Task objective
Copy every line in the records below that contains the word "Laser".

□ □ □

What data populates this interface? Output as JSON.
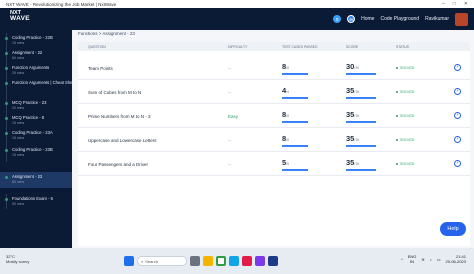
{
  "window": {
    "title": "NXT WAVE - Revolutionizing the Job Market | NxtWave"
  },
  "brand": {
    "line1": "NXT",
    "line2": "WAVE"
  },
  "topnav": {
    "streak_count": "0",
    "coins": "48",
    "links": [
      "Home",
      "Code Playground",
      "Ravikumar"
    ]
  },
  "sidebar": {
    "items": [
      {
        "title": "Coding Practice - 22B",
        "meta": "15 mins"
      },
      {
        "title": "Assignment - 22",
        "meta": "60 mins"
      },
      {
        "title": "Function Arguments",
        "meta": "25 mins"
      },
      {
        "title": "Function Arguments | Cheat Sheet",
        "meta": ""
      },
      {
        "title": "MCQ Practice - 23",
        "meta": "20 mins"
      },
      {
        "title": "MCQ Practice - 8",
        "meta": "15 mins"
      },
      {
        "title": "Coding Practice - 23A",
        "meta": "15 mins"
      },
      {
        "title": "Coding Practice - 23B",
        "meta": "15 mins"
      },
      {
        "title": "Assignment - 23",
        "meta": "60 mins"
      },
      {
        "title": "Foundations Exam - 5",
        "meta": "90 mins"
      }
    ]
  },
  "breadcrumb": "Functions > Assignment - 23",
  "table": {
    "headers": [
      "QUESTION",
      "DIFFICULTY",
      "TEST CASES PASSED",
      "SCORE",
      "STATUS"
    ],
    "rows": [
      {
        "question": "Team Points",
        "difficulty": "--",
        "passed": "8",
        "passed_total": "/8",
        "score": "30",
        "score_total": "/30",
        "status": "SOLVED"
      },
      {
        "question": "Sum of Cubes from M to N",
        "difficulty": "--",
        "passed": "4",
        "passed_total": "/4",
        "score": "35",
        "score_total": "/35",
        "status": "SOLVED"
      },
      {
        "question": "Prime Numbers from M to N - 3",
        "difficulty": "Easy",
        "passed": "8",
        "passed_total": "/8",
        "score": "35",
        "score_total": "/35",
        "status": "SOLVED"
      },
      {
        "question": "Uppercase and Lowercase Letters",
        "difficulty": "--",
        "passed": "8",
        "passed_total": "/8",
        "score": "35",
        "score_total": "/35",
        "status": "SOLVED"
      },
      {
        "question": "Four Passengers and a Driver",
        "difficulty": "--",
        "passed": "5",
        "passed_total": "/5",
        "score": "35",
        "score_total": "/35",
        "status": "SOLVED"
      }
    ]
  },
  "help_label": "Help",
  "taskbar": {
    "weather_temp": "32°C",
    "weather_desc": "Mostly sunny",
    "search_placeholder": "Search",
    "lang": "ENG",
    "region": "IN",
    "time": "21:41",
    "date": "20-06-2023"
  },
  "colors": {
    "nav_bg": "#0b1b35",
    "accent": "#2563eb",
    "solved": "#2aa06b"
  }
}
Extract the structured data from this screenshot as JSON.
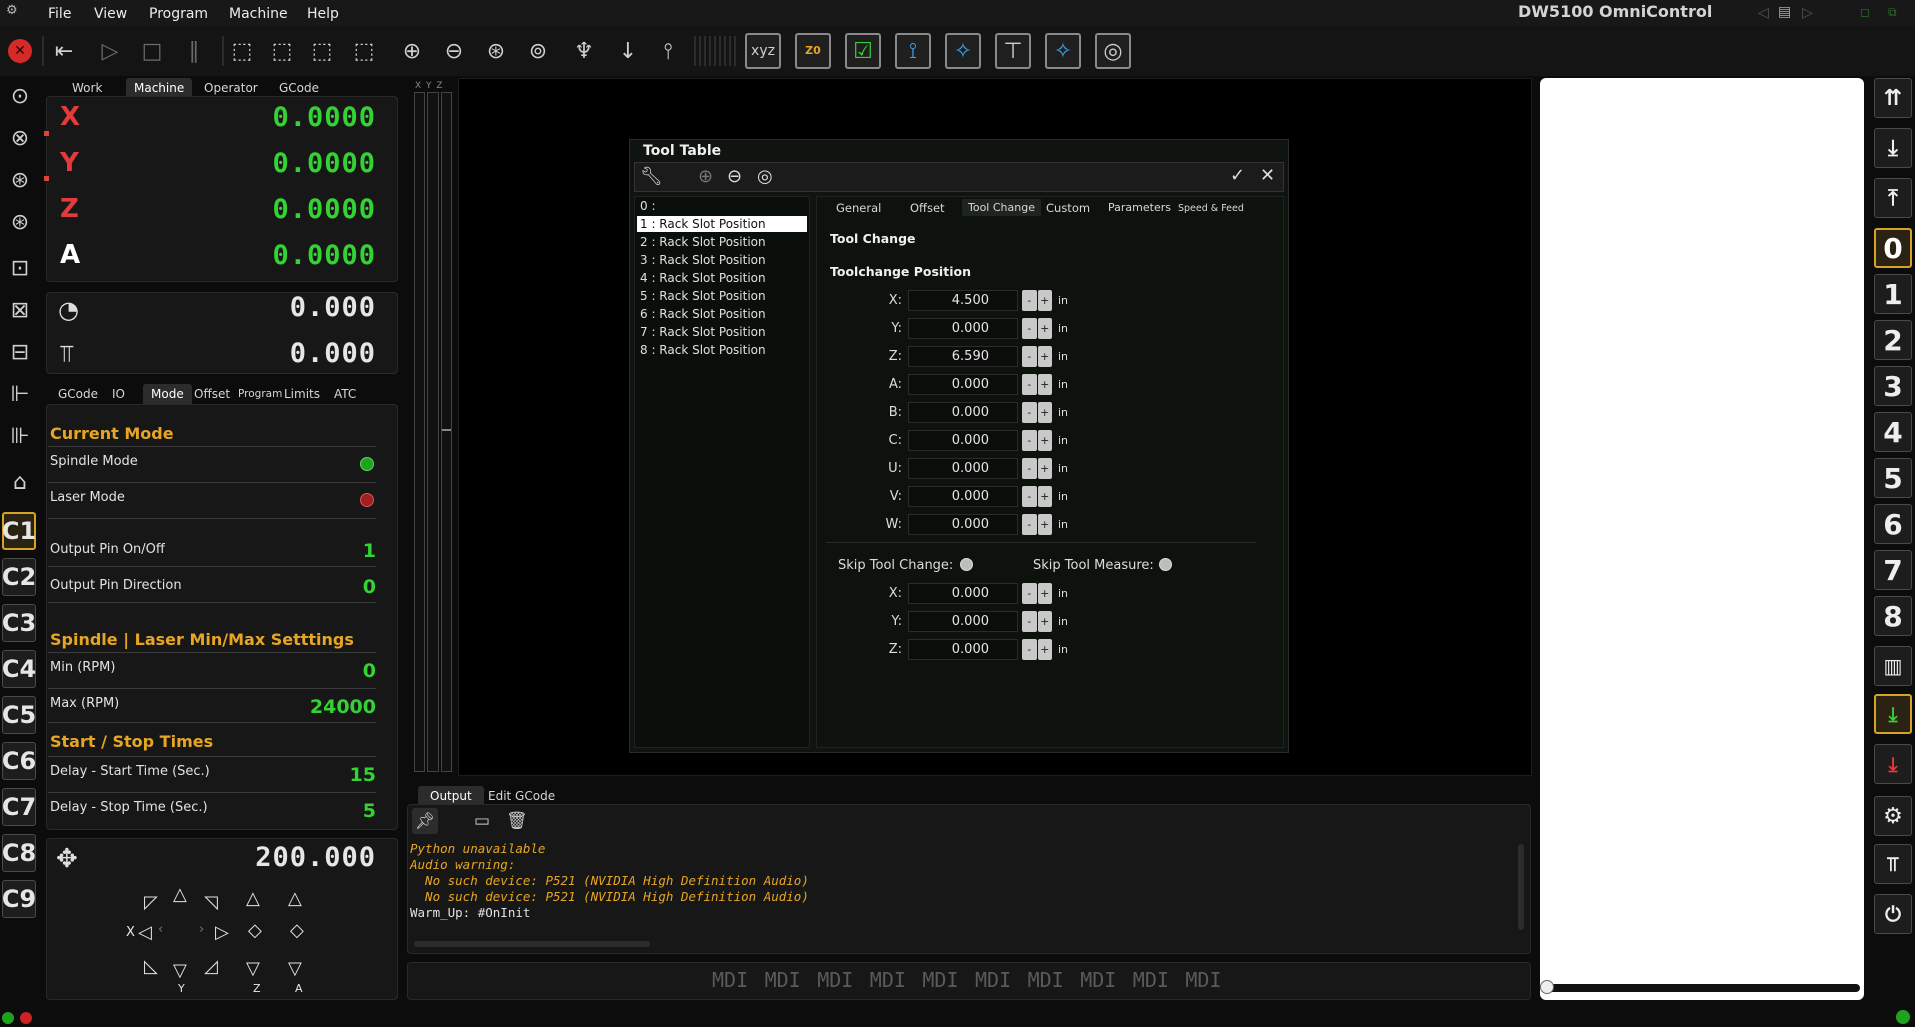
{
  "menubar": {
    "items": [
      "File",
      "View",
      "Program",
      "Machine",
      "Help"
    ],
    "title": "DW5100 OmniControl"
  },
  "dro": {
    "tabs": [
      "Work",
      "Machine",
      "Operator",
      "GCode"
    ],
    "active_tab": "Machine",
    "axes": [
      {
        "name": "X",
        "value": "0.0000",
        "color": "#e33b3b"
      },
      {
        "name": "Y",
        "value": "0.0000",
        "color": "#e33b3b"
      },
      {
        "name": "Z",
        "value": "0.0000",
        "color": "#e33b3b"
      },
      {
        "name": "A",
        "value": "0.0000",
        "color": "#ffffff"
      }
    ]
  },
  "gauges": {
    "feed": "0.000",
    "spindle": "0.000"
  },
  "mode_panel": {
    "tabs": [
      "GCode",
      "IO",
      "Mode",
      "Offset",
      "Program",
      "Limits",
      "ATC"
    ],
    "active_tab": "Mode",
    "current_mode_title": "Current Mode",
    "spindle_mode": "Spindle Mode",
    "laser_mode": "Laser Mode",
    "output_pin_onoff": {
      "label": "Output Pin On/Off",
      "value": "1"
    },
    "output_pin_direction": {
      "label": "Output Pin Direction",
      "value": "0"
    },
    "minmax_title": "Spindle | Laser Min/Max Setttings",
    "min_rpm": {
      "label": "Min (RPM)",
      "value": "0"
    },
    "max_rpm": {
      "label": "Max (RPM)",
      "value": "24000"
    },
    "startstop_title": "Start / Stop Times",
    "delay_start": {
      "label": "Delay - Start Time (Sec.)",
      "value": "15"
    },
    "delay_stop": {
      "label": "Delay - Stop Time (Sec.)",
      "value": "5"
    }
  },
  "jog": {
    "step": "200.000",
    "labels": {
      "x": "X",
      "y": "Y",
      "z": "Z",
      "a": "A"
    }
  },
  "left_buttons": [
    "C1",
    "C2",
    "C3",
    "C4",
    "C5",
    "C6",
    "C7",
    "C8",
    "C9"
  ],
  "right_buttons": [
    "0",
    "1",
    "2",
    "3",
    "4",
    "5",
    "6",
    "7",
    "8"
  ],
  "axis_bar_labels": "X Y Z",
  "tool_table": {
    "title": "Tool Table",
    "tools": [
      "0 :",
      "1 : Rack Slot Position",
      "2 : Rack Slot Position",
      "3 : Rack Slot Position",
      "4 : Rack Slot Position",
      "5 : Rack Slot Position",
      "6 : Rack Slot Position",
      "7 : Rack Slot Position",
      "8 : Rack Slot Position"
    ],
    "selected_index": 1,
    "tabs": [
      "General",
      "Offset",
      "Tool Change",
      "Custom",
      "Parameters",
      "Speed & Feed"
    ],
    "active_tab": "Tool Change",
    "section_title": "Tool Change",
    "position_title": "Toolchange Position",
    "unit": "in",
    "position_fields": [
      {
        "label": "X:",
        "value": "4.500"
      },
      {
        "label": "Y:",
        "value": "0.000"
      },
      {
        "label": "Z:",
        "value": "6.590"
      },
      {
        "label": "A:",
        "value": "0.000"
      },
      {
        "label": "B:",
        "value": "0.000"
      },
      {
        "label": "C:",
        "value": "0.000"
      },
      {
        "label": "U:",
        "value": "0.000"
      },
      {
        "label": "V:",
        "value": "0.000"
      },
      {
        "label": "W:",
        "value": "0.000"
      }
    ],
    "skip_tool_change": "Skip Tool Change:",
    "skip_tool_measure": "Skip Tool Measure:",
    "skip_fields": [
      {
        "label": "X:",
        "value": "0.000"
      },
      {
        "label": "Y:",
        "value": "0.000"
      },
      {
        "label": "Z:",
        "value": "0.000"
      }
    ]
  },
  "output": {
    "tabs": [
      "Output",
      "Edit GCode"
    ],
    "active_tab": "Output",
    "lines": [
      {
        "text": "Python unavailable",
        "color": "#e6a623"
      },
      {
        "text": "Audio warning:",
        "color": "#e6a623"
      },
      {
        "text": "  No such device: P521 (NVIDIA High Definition Audio)",
        "color": "#e6a623"
      },
      {
        "text": "  No such device: P521 (NVIDIA High Definition Audio)",
        "color": "#e6a623"
      },
      {
        "text": "Warm_Up: #OnInit",
        "color": "#e0e0e0"
      }
    ]
  },
  "mdi": {
    "label": "MDI"
  },
  "colors": {
    "accent": "#e6a623",
    "green": "#33d333",
    "red": "#e33b3b",
    "bg": "#0c0c0c"
  }
}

□ □ □

Task solution
    "laser_mode": "Laser Mode",
    "minmax_title": "Spindle | Laser Min/Max Setttings",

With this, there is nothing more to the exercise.